# [SUPPLIED DATA]
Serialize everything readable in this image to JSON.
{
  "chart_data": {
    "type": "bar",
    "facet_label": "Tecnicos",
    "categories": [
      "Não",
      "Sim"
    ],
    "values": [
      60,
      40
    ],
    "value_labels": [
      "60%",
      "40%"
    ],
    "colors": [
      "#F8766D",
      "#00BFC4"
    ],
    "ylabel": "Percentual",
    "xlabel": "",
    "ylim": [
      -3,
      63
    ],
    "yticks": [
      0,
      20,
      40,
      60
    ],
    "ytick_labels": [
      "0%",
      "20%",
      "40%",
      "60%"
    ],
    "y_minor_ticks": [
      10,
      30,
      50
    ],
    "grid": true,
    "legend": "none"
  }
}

---

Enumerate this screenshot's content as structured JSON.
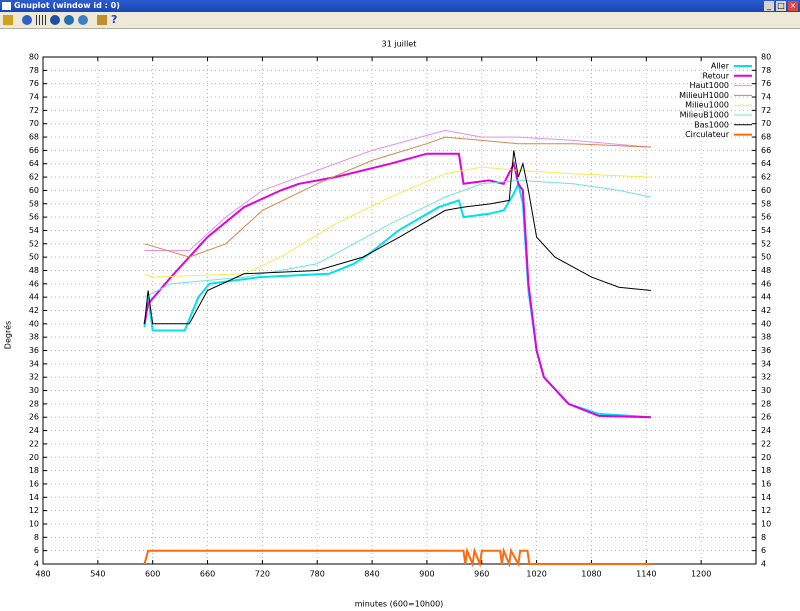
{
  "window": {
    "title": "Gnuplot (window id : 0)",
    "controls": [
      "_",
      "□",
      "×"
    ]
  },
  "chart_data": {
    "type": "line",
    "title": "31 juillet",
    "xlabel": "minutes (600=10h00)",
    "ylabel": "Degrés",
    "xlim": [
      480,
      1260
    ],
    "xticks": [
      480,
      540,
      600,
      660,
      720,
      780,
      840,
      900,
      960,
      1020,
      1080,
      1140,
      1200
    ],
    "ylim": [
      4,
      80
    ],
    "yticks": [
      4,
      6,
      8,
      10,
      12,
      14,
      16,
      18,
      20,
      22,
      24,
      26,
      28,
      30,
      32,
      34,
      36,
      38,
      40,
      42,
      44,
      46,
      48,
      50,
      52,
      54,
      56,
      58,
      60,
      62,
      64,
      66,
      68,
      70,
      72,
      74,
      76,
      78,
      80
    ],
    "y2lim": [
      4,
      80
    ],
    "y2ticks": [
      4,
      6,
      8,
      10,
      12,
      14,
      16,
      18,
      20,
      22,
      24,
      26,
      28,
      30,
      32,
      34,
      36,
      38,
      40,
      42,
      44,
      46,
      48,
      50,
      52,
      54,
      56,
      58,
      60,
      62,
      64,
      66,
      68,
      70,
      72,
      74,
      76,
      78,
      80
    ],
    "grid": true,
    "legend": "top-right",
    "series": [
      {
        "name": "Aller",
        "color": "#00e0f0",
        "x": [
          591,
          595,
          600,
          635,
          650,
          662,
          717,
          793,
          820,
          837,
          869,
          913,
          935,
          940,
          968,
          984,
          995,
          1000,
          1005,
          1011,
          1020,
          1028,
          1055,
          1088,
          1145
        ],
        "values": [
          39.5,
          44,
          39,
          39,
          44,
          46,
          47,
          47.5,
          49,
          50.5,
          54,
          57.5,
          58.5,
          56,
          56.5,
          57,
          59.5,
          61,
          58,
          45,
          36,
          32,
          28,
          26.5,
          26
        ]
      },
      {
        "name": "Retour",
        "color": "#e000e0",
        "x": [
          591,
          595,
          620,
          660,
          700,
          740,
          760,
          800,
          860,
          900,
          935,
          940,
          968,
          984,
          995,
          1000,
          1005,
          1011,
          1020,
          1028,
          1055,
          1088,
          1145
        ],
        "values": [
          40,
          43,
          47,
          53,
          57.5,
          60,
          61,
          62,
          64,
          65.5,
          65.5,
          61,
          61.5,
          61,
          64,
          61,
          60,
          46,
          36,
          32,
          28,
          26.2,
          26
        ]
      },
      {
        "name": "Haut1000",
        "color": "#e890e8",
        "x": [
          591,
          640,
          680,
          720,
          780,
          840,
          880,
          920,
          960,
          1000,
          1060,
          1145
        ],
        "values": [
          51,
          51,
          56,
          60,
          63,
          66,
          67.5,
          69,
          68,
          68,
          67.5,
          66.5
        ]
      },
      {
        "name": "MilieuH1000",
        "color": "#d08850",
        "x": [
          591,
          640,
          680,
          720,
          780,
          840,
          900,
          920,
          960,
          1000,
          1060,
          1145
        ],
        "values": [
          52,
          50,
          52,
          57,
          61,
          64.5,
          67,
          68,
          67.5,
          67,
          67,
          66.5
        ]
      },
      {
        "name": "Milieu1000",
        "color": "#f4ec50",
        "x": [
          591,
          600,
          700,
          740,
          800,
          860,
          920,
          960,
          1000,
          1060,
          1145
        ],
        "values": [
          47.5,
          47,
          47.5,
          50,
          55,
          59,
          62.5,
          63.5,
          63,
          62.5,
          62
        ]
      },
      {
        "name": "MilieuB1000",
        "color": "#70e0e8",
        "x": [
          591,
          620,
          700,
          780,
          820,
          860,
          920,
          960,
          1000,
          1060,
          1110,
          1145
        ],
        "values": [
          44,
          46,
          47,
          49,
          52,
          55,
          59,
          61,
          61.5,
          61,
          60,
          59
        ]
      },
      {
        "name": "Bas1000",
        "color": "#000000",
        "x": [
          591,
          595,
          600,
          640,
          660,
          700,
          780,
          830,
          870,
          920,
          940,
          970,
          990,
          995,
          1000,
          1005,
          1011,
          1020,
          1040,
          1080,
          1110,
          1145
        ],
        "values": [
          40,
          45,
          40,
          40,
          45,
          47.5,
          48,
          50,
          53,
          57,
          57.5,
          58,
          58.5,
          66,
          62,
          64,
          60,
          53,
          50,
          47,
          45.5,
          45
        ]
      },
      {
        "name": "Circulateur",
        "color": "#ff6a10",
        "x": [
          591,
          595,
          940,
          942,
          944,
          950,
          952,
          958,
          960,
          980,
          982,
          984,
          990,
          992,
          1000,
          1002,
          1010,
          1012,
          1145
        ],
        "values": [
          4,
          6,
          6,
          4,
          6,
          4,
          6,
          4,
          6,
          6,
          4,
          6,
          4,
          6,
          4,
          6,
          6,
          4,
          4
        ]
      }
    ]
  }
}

# [GOAL OF THE EXERCISE]
Show every line above in which the word "title" occurs.

# [ANSWER FOR THE TASK]
    "title": "Gnuplot (window id : 0)",
    "title": "31 juillet",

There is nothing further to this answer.